> _What you will do_: Write the material out again exactly.
Begin Rows
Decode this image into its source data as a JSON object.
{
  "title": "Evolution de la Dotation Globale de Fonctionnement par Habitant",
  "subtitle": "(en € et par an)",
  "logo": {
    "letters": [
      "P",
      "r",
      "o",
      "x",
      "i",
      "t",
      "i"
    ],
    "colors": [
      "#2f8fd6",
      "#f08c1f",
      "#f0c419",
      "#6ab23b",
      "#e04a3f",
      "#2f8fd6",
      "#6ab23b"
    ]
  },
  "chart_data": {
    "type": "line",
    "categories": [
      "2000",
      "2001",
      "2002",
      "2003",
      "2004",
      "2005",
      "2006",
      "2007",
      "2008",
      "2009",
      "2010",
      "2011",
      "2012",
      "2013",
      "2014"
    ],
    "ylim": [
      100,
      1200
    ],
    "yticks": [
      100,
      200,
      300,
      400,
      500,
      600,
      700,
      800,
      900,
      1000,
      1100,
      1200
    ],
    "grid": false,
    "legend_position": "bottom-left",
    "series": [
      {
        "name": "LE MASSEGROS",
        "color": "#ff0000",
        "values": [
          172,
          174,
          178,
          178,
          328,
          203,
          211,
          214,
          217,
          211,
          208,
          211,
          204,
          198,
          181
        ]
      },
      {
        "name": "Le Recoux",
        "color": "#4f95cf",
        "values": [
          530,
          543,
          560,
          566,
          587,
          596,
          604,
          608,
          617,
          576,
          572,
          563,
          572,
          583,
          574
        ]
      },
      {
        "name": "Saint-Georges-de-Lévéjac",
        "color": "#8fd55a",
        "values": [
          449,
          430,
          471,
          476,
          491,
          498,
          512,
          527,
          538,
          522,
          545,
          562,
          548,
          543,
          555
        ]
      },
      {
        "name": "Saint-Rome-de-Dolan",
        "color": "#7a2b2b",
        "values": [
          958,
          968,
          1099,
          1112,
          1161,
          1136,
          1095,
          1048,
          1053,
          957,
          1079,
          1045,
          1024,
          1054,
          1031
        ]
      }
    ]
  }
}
End Rows
> _Problem solution_:
Decode this image into its source data as a JSON object.
{
  "title": "Evolution de la Dotation Globale de Fonctionnement par Habitant",
  "subtitle": "(en € et par an)",
  "logo": {
    "letters": [
      "P",
      "r",
      "o",
      "x",
      "i",
      "t",
      "i"
    ],
    "colors": [
      "#2f8fd6",
      "#f08c1f",
      "#f0c419",
      "#6ab23b",
      "#e04a3f",
      "#2f8fd6",
      "#6ab23b"
    ]
  },
  "chart_data": {
    "type": "line",
    "categories": [
      "2000",
      "2001",
      "2002",
      "2003",
      "2004",
      "2005",
      "2006",
      "2007",
      "2008",
      "2009",
      "2010",
      "2011",
      "2012",
      "2013",
      "2014"
    ],
    "ylim": [
      100,
      1200
    ],
    "yticks": [
      100,
      200,
      300,
      400,
      500,
      600,
      700,
      800,
      900,
      1000,
      1100,
      1200
    ],
    "grid": false,
    "legend_position": "bottom-left",
    "series": [
      {
        "name": "LE MASSEGROS",
        "color": "#ff0000",
        "values": [
          172,
          174,
          178,
          178,
          328,
          203,
          211,
          214,
          217,
          211,
          208,
          211,
          204,
          198,
          181
        ]
      },
      {
        "name": "Le Recoux",
        "color": "#4f95cf",
        "values": [
          530,
          543,
          560,
          566,
          587,
          596,
          604,
          608,
          617,
          576,
          572,
          563,
          572,
          583,
          574
        ]
      },
      {
        "name": "Saint-Georges-de-Lévéjac",
        "color": "#8fd55a",
        "values": [
          449,
          430,
          471,
          476,
          491,
          498,
          512,
          527,
          538,
          522,
          545,
          562,
          548,
          543,
          555
        ]
      },
      {
        "name": "Saint-Rome-de-Dolan",
        "color": "#7a2b2b",
        "values": [
          958,
          968,
          1099,
          1112,
          1161,
          1136,
          1095,
          1048,
          1053,
          957,
          1079,
          1045,
          1024,
          1054,
          1031
        ]
      }
    ]
  }
}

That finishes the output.